_What is required_
Please output the records below in full, exactly as given, but without the images.

--- start of Input for this task ---

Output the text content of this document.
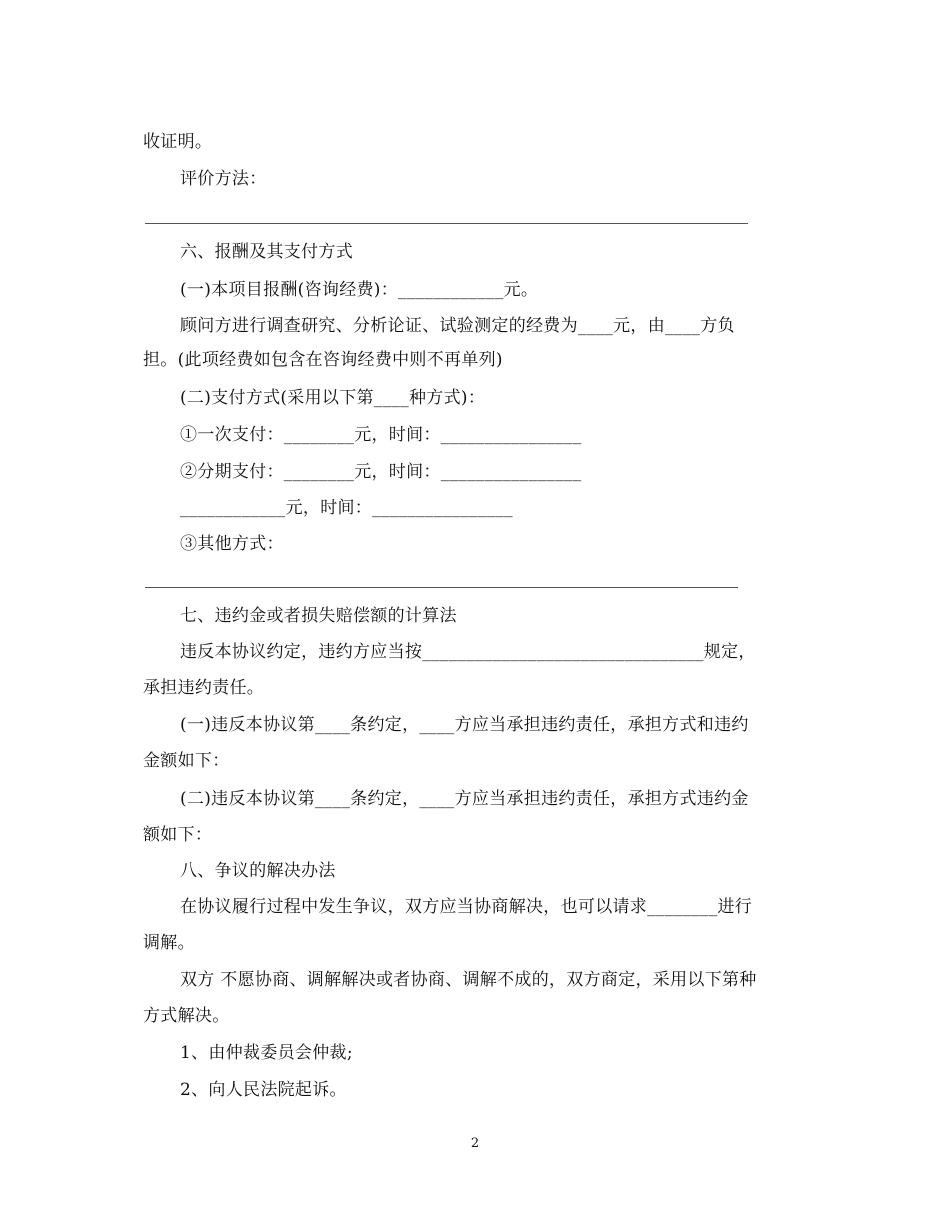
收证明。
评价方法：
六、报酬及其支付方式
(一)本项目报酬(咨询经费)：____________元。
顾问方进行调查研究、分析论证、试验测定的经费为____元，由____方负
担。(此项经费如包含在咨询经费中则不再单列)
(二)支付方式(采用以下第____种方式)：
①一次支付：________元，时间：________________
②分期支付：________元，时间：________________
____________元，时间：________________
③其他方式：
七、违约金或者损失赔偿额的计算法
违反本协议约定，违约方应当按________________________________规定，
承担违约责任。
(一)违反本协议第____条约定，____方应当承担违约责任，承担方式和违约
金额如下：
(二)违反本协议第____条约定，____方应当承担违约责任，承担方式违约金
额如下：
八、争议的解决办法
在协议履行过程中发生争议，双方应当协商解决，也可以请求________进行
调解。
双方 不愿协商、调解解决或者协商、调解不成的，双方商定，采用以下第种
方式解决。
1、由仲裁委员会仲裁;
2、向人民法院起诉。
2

--- end of Input for this task ---

_Full solution_
Output the text content of this document.
收证明。
评价方法：
六、报酬及其支付方式
(一)本项目报酬(咨询经费)：____________元。
顾问方进行调查研究、分析论证、试验测定的经费为____元，由____方负
担。(此项经费如包含在咨询经费中则不再单列)
(二)支付方式(采用以下第____种方式)：
①一次支付：________元，时间：________________
②分期支付：________元，时间：________________
____________元，时间：________________
③其他方式：
七、违约金或者损失赔偿额的计算法
违反本协议约定，违约方应当按________________________________规定，
承担违约责任。
(一)违反本协议第____条约定，____方应当承担违约责任，承担方式和违约
金额如下：
(二)违反本协议第____条约定，____方应当承担违约责任，承担方式违约金
额如下：
八、争议的解决办法
在协议履行过程中发生争议，双方应当协商解决，也可以请求________进行
调解。
双方 不愿协商、调解解决或者协商、调解不成的，双方商定，采用以下第种
方式解决。
1、由仲裁委员会仲裁;
2、向人民法院起诉。
2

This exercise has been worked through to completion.